• SET EXERCISE: Repeat the material verbatim. Images are excluded from the copy.

════════════════

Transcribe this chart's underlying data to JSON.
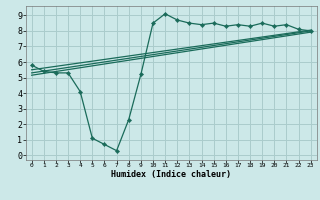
{
  "title": "",
  "xlabel": "Humidex (Indice chaleur)",
  "ylabel": "",
  "bg_color": "#cce8e8",
  "grid_color": "#aacccc",
  "line_color": "#1a6b5a",
  "x_ticks": [
    0,
    1,
    2,
    3,
    4,
    5,
    6,
    7,
    8,
    9,
    10,
    11,
    12,
    13,
    14,
    15,
    16,
    17,
    18,
    19,
    20,
    21,
    22,
    23
  ],
  "y_ticks": [
    0,
    1,
    2,
    3,
    4,
    5,
    6,
    7,
    8,
    9
  ],
  "ylim": [
    -0.3,
    9.6
  ],
  "xlim": [
    -0.5,
    23.5
  ],
  "line1_x": [
    0,
    1,
    2,
    3,
    4,
    5,
    6,
    7,
    8,
    9,
    10,
    11,
    12,
    13,
    14,
    15,
    16,
    17,
    18,
    19,
    20,
    21,
    22,
    23
  ],
  "line1_y": [
    5.8,
    5.4,
    5.3,
    5.3,
    4.1,
    1.1,
    0.7,
    0.3,
    2.3,
    5.2,
    8.5,
    9.1,
    8.7,
    8.5,
    8.4,
    8.5,
    8.3,
    8.4,
    8.3,
    8.5,
    8.3,
    8.4,
    8.1,
    8.0
  ],
  "line2_x": [
    0,
    23
  ],
  "line2_y": [
    5.5,
    8.05
  ],
  "line3_x": [
    0,
    23
  ],
  "line3_y": [
    5.3,
    8.0
  ],
  "line4_x": [
    0,
    23
  ],
  "line4_y": [
    5.15,
    7.92
  ]
}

════════════════

• SOLUTION BELOW:
Transcribe this chart's underlying data to JSON.
{
  "title": "",
  "xlabel": "Humidex (Indice chaleur)",
  "ylabel": "",
  "bg_color": "#cce8e8",
  "grid_color": "#aacccc",
  "line_color": "#1a6b5a",
  "x_ticks": [
    0,
    1,
    2,
    3,
    4,
    5,
    6,
    7,
    8,
    9,
    10,
    11,
    12,
    13,
    14,
    15,
    16,
    17,
    18,
    19,
    20,
    21,
    22,
    23
  ],
  "y_ticks": [
    0,
    1,
    2,
    3,
    4,
    5,
    6,
    7,
    8,
    9
  ],
  "ylim": [
    -0.3,
    9.6
  ],
  "xlim": [
    -0.5,
    23.5
  ],
  "line1_x": [
    0,
    1,
    2,
    3,
    4,
    5,
    6,
    7,
    8,
    9,
    10,
    11,
    12,
    13,
    14,
    15,
    16,
    17,
    18,
    19,
    20,
    21,
    22,
    23
  ],
  "line1_y": [
    5.8,
    5.4,
    5.3,
    5.3,
    4.1,
    1.1,
    0.7,
    0.3,
    2.3,
    5.2,
    8.5,
    9.1,
    8.7,
    8.5,
    8.4,
    8.5,
    8.3,
    8.4,
    8.3,
    8.5,
    8.3,
    8.4,
    8.1,
    8.0
  ],
  "line2_x": [
    0,
    23
  ],
  "line2_y": [
    5.5,
    8.05
  ],
  "line3_x": [
    0,
    23
  ],
  "line3_y": [
    5.3,
    8.0
  ],
  "line4_x": [
    0,
    23
  ],
  "line4_y": [
    5.15,
    7.92
  ]
}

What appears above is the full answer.